Data entries
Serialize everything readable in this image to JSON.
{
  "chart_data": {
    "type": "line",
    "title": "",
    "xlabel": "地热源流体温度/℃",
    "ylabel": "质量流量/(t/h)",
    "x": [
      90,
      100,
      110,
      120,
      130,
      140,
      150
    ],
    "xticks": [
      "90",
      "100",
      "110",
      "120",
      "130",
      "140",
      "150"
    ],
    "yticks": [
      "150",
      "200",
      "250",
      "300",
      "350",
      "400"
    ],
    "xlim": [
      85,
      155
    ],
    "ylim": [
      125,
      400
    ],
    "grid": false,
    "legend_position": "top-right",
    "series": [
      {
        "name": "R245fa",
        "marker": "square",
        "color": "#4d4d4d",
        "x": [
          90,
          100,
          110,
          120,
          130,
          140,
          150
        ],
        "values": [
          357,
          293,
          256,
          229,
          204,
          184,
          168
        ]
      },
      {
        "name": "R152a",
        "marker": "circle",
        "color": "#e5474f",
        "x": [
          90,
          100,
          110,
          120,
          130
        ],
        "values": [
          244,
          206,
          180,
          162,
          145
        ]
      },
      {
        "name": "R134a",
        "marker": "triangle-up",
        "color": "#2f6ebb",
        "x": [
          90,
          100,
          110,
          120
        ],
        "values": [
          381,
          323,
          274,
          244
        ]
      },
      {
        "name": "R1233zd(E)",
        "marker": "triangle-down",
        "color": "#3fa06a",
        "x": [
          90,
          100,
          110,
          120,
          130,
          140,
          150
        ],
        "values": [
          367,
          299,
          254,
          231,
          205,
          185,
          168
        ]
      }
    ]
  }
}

To do
Point out every line holding the string "color" and copy it.

Result for this exercise
        "color": "#4d4d4d",
        "color": "#e5474f",
        "color": "#2f6ebb",
        "color": "#3fa06a",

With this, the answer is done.